- [EXERCISE DIRECTIONS]: Spot every line with the word "Dasigan" and return it.

- [Stored data]:
begin
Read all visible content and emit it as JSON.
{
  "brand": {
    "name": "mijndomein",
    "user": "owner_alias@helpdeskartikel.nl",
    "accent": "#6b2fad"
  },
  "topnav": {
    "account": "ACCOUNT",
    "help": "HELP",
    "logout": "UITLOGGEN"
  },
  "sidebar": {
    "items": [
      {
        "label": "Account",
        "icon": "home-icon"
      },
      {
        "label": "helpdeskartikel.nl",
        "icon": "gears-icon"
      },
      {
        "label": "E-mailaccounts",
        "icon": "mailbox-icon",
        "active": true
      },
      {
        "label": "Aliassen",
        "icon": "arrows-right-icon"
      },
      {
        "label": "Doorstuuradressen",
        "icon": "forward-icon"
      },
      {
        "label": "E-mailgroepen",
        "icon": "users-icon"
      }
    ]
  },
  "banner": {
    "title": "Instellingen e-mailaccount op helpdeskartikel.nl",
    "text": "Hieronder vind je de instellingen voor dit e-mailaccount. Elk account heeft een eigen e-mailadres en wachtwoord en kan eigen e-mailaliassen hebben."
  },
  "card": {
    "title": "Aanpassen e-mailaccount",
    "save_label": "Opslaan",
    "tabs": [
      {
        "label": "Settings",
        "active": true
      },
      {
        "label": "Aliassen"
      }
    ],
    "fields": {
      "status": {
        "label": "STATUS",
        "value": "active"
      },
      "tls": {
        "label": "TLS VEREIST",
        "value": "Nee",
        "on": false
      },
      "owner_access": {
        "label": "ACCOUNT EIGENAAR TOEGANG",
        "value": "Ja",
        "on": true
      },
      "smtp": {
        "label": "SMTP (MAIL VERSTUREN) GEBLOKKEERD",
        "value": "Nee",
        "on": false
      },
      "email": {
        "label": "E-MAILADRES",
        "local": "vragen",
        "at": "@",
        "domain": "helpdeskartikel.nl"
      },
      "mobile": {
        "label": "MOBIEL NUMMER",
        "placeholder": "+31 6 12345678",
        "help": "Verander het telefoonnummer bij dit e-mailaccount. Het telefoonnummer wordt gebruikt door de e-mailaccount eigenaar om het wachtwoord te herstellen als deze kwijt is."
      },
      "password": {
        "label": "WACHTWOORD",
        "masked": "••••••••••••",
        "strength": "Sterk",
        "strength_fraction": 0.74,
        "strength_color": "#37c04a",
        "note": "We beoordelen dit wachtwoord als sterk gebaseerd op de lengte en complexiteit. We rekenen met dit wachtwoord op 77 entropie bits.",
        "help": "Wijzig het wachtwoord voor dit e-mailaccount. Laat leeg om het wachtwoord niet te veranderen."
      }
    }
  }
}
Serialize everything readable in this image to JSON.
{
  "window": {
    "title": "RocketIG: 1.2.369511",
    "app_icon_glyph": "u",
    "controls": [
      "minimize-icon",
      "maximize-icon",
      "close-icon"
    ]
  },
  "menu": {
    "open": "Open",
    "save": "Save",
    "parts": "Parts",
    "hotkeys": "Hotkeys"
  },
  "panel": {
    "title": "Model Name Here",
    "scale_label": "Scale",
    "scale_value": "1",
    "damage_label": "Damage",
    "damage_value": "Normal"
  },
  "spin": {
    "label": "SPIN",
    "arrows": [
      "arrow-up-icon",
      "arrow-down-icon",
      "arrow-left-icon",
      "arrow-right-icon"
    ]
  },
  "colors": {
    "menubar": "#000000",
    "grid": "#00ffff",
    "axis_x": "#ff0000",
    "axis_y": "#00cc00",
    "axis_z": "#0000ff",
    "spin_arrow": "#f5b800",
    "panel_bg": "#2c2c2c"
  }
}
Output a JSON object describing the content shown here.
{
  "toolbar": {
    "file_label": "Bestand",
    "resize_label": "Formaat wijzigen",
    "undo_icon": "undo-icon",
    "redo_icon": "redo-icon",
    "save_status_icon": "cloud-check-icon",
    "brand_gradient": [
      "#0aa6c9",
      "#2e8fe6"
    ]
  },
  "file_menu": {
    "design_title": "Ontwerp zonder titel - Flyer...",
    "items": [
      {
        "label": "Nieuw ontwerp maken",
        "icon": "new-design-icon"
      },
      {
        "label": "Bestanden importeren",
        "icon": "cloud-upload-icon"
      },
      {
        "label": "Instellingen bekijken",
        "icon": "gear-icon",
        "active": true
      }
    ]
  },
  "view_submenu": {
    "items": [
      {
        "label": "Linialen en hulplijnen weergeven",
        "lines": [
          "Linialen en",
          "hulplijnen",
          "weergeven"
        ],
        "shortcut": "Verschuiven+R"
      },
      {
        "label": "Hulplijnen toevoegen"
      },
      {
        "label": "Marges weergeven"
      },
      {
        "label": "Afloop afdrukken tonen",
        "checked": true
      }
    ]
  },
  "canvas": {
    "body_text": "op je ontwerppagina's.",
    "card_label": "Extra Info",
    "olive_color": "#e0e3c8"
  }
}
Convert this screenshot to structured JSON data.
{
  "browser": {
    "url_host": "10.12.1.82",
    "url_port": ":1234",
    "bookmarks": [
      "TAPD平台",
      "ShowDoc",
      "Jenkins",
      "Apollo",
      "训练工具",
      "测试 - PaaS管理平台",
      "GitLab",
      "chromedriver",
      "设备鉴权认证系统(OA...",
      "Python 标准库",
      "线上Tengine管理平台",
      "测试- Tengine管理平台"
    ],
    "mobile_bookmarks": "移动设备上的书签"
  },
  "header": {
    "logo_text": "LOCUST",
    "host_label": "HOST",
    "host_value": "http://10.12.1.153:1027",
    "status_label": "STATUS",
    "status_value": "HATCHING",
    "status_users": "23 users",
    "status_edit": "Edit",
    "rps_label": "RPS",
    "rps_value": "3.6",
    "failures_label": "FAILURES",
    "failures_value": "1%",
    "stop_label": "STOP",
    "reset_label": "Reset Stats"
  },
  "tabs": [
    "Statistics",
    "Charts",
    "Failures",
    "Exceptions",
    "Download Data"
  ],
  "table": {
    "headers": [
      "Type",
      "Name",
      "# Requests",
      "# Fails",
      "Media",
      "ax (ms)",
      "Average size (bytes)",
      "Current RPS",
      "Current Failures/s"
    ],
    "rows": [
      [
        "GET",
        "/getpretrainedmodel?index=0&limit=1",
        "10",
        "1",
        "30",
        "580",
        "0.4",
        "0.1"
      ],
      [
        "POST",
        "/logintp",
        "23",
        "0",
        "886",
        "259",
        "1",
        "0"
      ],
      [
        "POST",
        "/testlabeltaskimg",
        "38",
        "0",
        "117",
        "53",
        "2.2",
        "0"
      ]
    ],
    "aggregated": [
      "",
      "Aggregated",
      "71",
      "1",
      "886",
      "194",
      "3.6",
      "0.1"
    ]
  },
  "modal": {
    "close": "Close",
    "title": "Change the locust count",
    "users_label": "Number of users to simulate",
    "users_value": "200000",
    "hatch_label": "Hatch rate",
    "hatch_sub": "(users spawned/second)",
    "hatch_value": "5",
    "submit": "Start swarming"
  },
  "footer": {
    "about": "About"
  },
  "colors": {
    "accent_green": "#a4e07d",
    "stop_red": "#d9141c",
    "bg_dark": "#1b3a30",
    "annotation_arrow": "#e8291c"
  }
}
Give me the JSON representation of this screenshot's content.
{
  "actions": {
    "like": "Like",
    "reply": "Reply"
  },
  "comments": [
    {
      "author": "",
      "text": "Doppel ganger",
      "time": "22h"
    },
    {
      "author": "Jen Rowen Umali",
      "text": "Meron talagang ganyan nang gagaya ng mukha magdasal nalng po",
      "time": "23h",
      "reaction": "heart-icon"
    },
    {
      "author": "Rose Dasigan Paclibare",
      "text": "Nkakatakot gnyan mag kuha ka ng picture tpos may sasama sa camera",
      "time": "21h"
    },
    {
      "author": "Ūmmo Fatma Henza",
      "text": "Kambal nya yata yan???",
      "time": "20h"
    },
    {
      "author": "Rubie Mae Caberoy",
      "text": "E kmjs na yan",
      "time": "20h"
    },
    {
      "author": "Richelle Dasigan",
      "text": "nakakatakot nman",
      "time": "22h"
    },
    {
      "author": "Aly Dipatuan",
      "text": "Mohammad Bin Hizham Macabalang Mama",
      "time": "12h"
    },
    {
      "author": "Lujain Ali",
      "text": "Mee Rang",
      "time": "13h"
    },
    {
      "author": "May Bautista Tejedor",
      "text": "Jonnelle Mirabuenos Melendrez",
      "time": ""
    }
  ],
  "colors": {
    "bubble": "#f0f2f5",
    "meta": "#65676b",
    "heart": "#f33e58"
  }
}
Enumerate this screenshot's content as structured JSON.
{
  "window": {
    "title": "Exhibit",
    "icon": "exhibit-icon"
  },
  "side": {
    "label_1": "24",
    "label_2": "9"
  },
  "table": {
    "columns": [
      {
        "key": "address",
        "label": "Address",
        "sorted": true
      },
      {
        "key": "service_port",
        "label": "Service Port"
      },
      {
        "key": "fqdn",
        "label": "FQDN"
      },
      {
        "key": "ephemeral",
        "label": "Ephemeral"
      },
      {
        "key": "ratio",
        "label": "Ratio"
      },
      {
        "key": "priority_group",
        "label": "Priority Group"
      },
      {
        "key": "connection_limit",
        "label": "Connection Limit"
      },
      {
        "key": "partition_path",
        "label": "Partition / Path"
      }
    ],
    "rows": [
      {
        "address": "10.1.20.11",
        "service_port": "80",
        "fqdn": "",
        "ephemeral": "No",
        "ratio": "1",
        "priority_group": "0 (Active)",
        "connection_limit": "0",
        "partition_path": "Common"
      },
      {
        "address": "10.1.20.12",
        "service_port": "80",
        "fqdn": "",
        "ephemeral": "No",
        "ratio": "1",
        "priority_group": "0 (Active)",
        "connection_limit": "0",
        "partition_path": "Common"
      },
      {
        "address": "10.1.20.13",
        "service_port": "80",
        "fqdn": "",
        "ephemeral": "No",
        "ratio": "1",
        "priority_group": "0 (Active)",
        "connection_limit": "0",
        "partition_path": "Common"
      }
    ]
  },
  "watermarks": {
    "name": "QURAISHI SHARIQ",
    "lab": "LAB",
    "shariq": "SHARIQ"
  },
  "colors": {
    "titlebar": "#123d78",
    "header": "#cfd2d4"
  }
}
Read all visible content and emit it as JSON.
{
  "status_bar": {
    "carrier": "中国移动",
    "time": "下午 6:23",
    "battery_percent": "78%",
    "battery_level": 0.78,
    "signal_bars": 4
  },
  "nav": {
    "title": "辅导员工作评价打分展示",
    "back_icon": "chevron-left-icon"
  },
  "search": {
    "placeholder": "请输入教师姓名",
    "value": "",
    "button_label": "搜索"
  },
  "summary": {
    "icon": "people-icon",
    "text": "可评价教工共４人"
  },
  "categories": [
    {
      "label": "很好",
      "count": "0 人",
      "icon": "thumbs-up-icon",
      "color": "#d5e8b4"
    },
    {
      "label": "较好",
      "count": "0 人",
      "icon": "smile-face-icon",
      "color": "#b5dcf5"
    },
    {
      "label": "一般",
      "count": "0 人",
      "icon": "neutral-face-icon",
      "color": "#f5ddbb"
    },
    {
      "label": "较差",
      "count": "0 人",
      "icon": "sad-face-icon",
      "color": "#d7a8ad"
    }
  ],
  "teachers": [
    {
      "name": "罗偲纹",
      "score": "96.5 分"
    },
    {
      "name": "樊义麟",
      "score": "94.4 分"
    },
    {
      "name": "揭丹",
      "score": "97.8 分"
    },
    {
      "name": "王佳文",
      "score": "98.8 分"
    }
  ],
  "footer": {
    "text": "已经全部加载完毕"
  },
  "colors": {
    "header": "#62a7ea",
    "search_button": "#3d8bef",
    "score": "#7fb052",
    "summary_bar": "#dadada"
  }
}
end
- [ANSWER TO THIS EXERCISE]:
      "author": "Rose Dasigan Paclibare",
      "author": "Richelle Dasigan",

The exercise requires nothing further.